>> Start Source passage

It was exactly 73 years ago that the Moravian-born, American polymath Bernard Rudofsky asked ‘Are clothes modern?’ to a sucked-in, synched-up public. His exhibition at New York’s Museum of Modern Art exposed what the then Director of Exhibitions called the problems of apparel: ‘the present overburdened by the past, a needless waste of materials, and a superfluity and obsolescence of detail.’
It is groundhog day.
‘The term “fashion” could do with being a lot more inclusive,’ says the London-based designer Richard Malone. ‘I think the way people interpret fashion as only being about commercial clothes needs rethinking. It is a practice, just like an artist’s, but it is rarely seen or discussed like that.’ In February of this year, he was approached by the curators at MoMA and commissioned to make a garment that will go on display as part of a new show. Items: Is Fashion Modern? opens in October and offers something of a reboot into the study of the wide range of relationships that exist between clothing and functionality, culture, aesthetics, politics, labour, economy and technology. Curator Paola Antonelli presents clothing objects along three tiers: ‘archetype’ – the original; ‘stereotype’, the popular rendering of the style and lastly, ‘prototype’, a new commission that suggests how it might evolve.

>> End Source passage

**Given task 1**
In the fashion passage, who is the curator of the new show at MoMA?

>> Start Items

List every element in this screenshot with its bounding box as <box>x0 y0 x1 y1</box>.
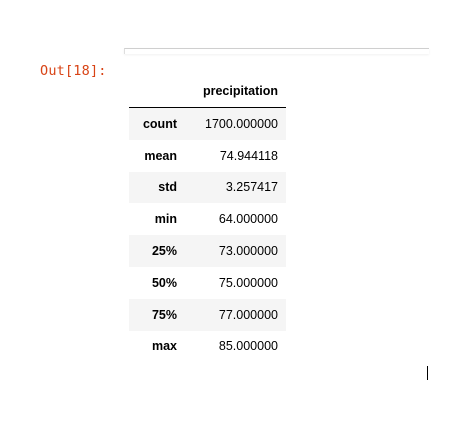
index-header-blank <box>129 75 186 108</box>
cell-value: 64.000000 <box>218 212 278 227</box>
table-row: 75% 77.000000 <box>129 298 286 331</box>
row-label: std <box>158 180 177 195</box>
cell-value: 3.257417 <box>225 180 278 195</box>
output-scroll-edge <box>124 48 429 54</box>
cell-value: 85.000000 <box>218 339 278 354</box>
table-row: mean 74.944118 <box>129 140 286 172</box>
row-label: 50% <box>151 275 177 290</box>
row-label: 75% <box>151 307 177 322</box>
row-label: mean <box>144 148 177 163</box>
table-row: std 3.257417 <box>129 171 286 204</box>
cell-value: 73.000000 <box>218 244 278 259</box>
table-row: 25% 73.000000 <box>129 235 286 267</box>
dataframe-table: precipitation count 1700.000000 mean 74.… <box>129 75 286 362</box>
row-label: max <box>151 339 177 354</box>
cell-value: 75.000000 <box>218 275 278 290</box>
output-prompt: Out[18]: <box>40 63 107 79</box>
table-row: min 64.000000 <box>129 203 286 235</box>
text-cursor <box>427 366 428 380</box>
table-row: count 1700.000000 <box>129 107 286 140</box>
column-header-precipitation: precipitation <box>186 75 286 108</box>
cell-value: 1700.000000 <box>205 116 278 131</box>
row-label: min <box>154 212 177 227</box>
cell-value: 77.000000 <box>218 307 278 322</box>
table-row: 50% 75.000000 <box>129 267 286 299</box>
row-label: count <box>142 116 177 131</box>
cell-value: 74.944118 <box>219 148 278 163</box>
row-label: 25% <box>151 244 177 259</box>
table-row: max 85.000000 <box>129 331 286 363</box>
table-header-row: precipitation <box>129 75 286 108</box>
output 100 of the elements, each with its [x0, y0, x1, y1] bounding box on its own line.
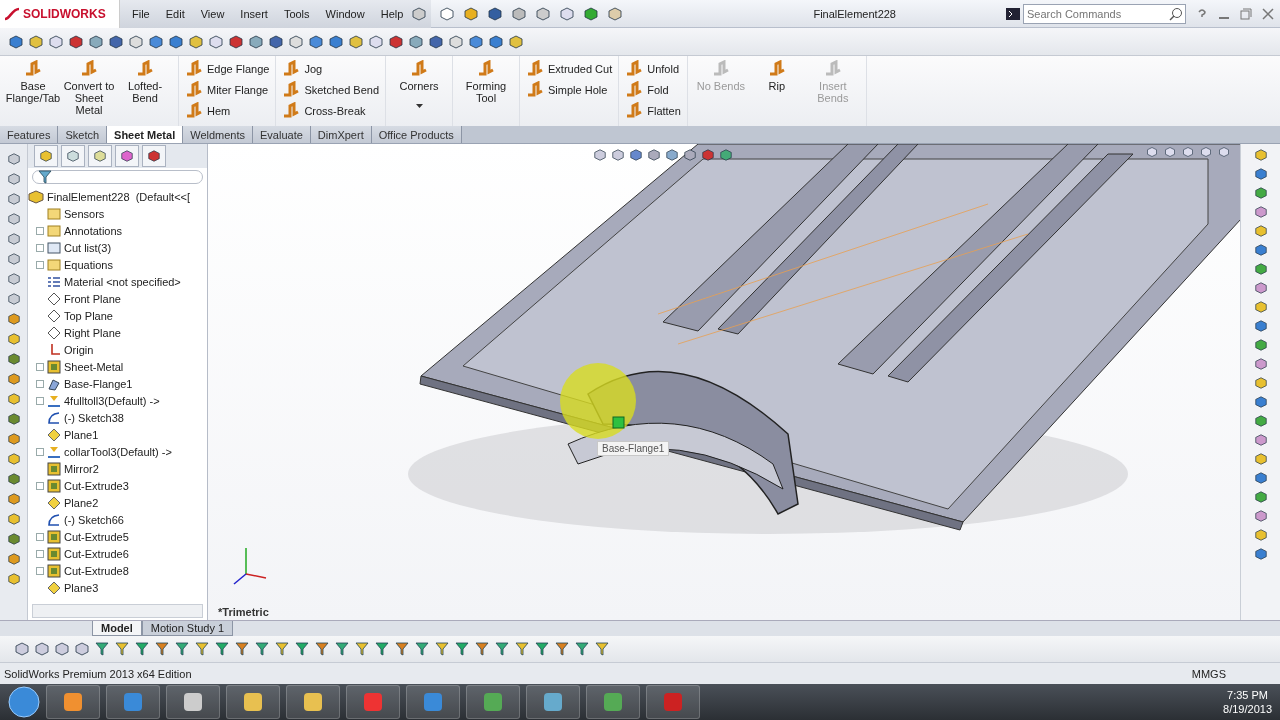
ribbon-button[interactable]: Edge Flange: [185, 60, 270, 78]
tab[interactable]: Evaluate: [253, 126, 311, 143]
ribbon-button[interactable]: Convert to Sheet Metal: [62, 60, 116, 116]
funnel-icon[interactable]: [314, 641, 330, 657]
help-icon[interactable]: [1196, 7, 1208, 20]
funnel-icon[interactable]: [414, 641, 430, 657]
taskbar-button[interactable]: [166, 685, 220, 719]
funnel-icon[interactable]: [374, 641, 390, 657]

>> End Items

**Given task 2**
Recast the records from the line containing "ribbon-button[interactable]: Edge Flange: [185, 60, 270, 78]" through the end of the records as a Markdown table with the columns "Row" and "Line", leaving out any blank lines.

**Complete output 1**
Paola Antonelli

**Complete output 2**
| Row | Line |
|---|---|
| 1 | ribbon-button[interactable]: Edge Flange: [185, 60, 270, 78] |
| 2 | tab[interactable]: Evaluate: [253, 126, 311, 143] |
| 3 | ribbon-button[interactable]: Convert to Sheet Metal: [62, 60, 116, 116] |
| 4 | funnel-icon[interactable]: [314, 641, 330, 657] |
| 5 | help-icon[interactable]: [1196, 7, 1208, 20] |
| 6 | funnel-icon[interactable]: [414, 641, 430, 657] |
| 7 | taskbar-button[interactable]: [166, 685, 220, 719] |
| 8 | funnel-icon[interactable]: [374, 641, 390, 657] |